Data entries
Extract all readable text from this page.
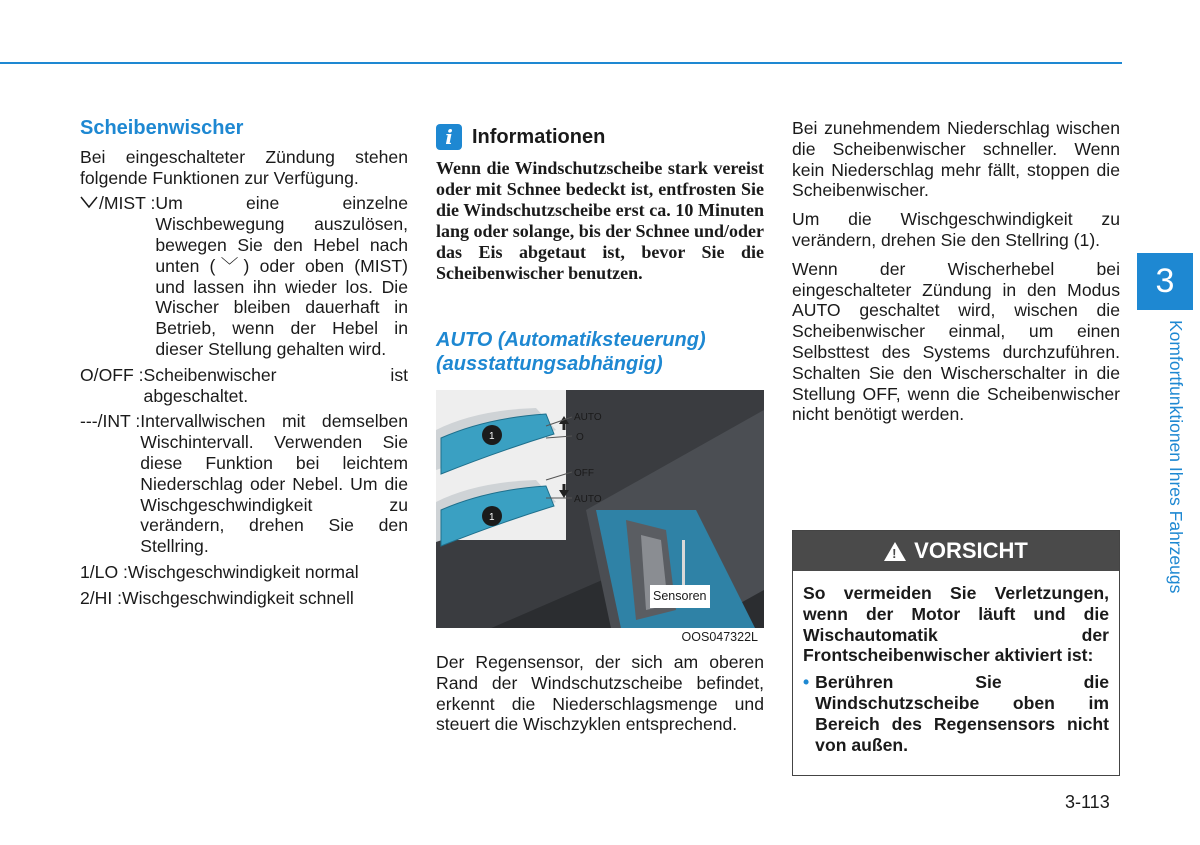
Scheibenwischer

Bei eingeschalteter Zündung stehen folgende Funktionen zur Verfügung.

/MIST : Um eine einzelne Wischbewegung auszulösen, bewegen Sie den Hebel nach unten (﹀) oder oben (MIST) und lassen ihn wieder los. Die Wischer bleiben dauerhaft in Betrieb, wenn der Hebel in dieser Stellung gehalten wird.
O/OFF : Scheibenwischer ist abgeschaltet.
---/INT : Intervallwischen mit demselben Wischintervall. Verwenden Sie diese Funktion bei leichtem Niederschlag oder Nebel. Um die Wischgeschwindigkeit zu verändern, drehen Sie den Stellring.
1/LO : Wischgeschwindigkeit normal
2/HI : Wischgeschwindigkeit schnell
i Informationen

Wenn die Windschutzscheibe stark vereist oder mit Schnee bedeckt ist, entfrosten Sie die Windschutzscheibe erst ca. 10 Minuten lang oder solange, bis der Schnee und/oder das Eis abgetaut ist, bevor Sie die Scheibenwischer benutzen.

AUTO (Automatiksteuerung) (ausstattungsabhängig)
AUTO
O
OFF
AUTO
1
1
Sensoren
OOS047322L

Der Regensensor, der sich am oberen Rand der Windschutzscheibe befindet, erkennt die Niederschlagsmenge und steuert die Wischzyklen entsprechend.

Bei zunehmendem Niederschlag wischen die Scheibenwischer schneller. Wenn kein Niederschlag mehr fällt, stoppen die Scheibenwischer.

Um die Wischgeschwindigkeit zu verändern, drehen Sie den Stellring (1).

Wenn der Wischerhebel bei eingeschalteter Zündung in den Modus AUTO geschaltet wird, wischen die Scheibenwischer einmal, um einen Selbsttest des Systems durchzuführen. Schalten Sie den Wischerschalter in die Stellung OFF, wenn die Scheibenwischer nicht benötigt werden.

! VORSICHT

So vermeiden Sie Verletzungen, wenn der Motor läuft und die Wischautomatik der Frontscheibenwischer aktiviert ist:

• Berühren Sie die Windschutzscheibe oben im Bereich des Regensensors nicht von außen.
3
Komfortfunktionen Ihres Fahrzeugs
3-113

» **What the exercise asks**
Quote the preceding records in their entirety, excluding every picture.

» **Complete answer**
Extract all readable text from this page.
Scheibenwischer

Bei eingeschalteter Zündung stehen folgende Funktionen zur Verfügung.

/MIST : Um eine einzelne Wischbewegung auszulösen, bewegen Sie den Hebel nach unten (﹀) oder oben (MIST) und lassen ihn wieder los. Die Wischer bleiben dauerhaft in Betrieb, wenn der Hebel in dieser Stellung gehalten wird.
O/OFF : Scheibenwischer ist abgeschaltet.
---/INT : Intervallwischen mit demselben Wischintervall. Verwenden Sie diese Funktion bei leichtem Niederschlag oder Nebel. Um die Wischgeschwindigkeit zu verändern, drehen Sie den Stellring.
1/LO : Wischgeschwindigkeit normal
2/HI : Wischgeschwindigkeit schnell
i Informationen

Wenn die Windschutzscheibe stark vereist oder mit Schnee bedeckt ist, entfrosten Sie die Windschutzscheibe erst ca. 10 Minuten lang oder solange, bis der Schnee und/oder das Eis abgetaut ist, bevor Sie die Scheibenwischer benutzen.

AUTO (Automatiksteuerung) (ausstattungsabhängig)
AUTO
O
OFF
AUTO
1
1
Sensoren
OOS047322L

Der Regensensor, der sich am oberen Rand der Windschutzscheibe befindet, erkennt die Niederschlagsmenge und steuert die Wischzyklen entsprechend.

Bei zunehmendem Niederschlag wischen die Scheibenwischer schneller. Wenn kein Niederschlag mehr fällt, stoppen die Scheibenwischer.

Um die Wischgeschwindigkeit zu verändern, drehen Sie den Stellring (1).

Wenn der Wischerhebel bei eingeschalteter Zündung in den Modus AUTO geschaltet wird, wischen die Scheibenwischer einmal, um einen Selbsttest des Systems durchzuführen. Schalten Sie den Wischerschalter in die Stellung OFF, wenn die Scheibenwischer nicht benötigt werden.

! VORSICHT

So vermeiden Sie Verletzungen, wenn der Motor läuft und die Wischautomatik der Frontscheibenwischer aktiviert ist:

• Berühren Sie die Windschutzscheibe oben im Bereich des Regensensors nicht von außen.
3
Komfortfunktionen Ihres Fahrzeugs
3-113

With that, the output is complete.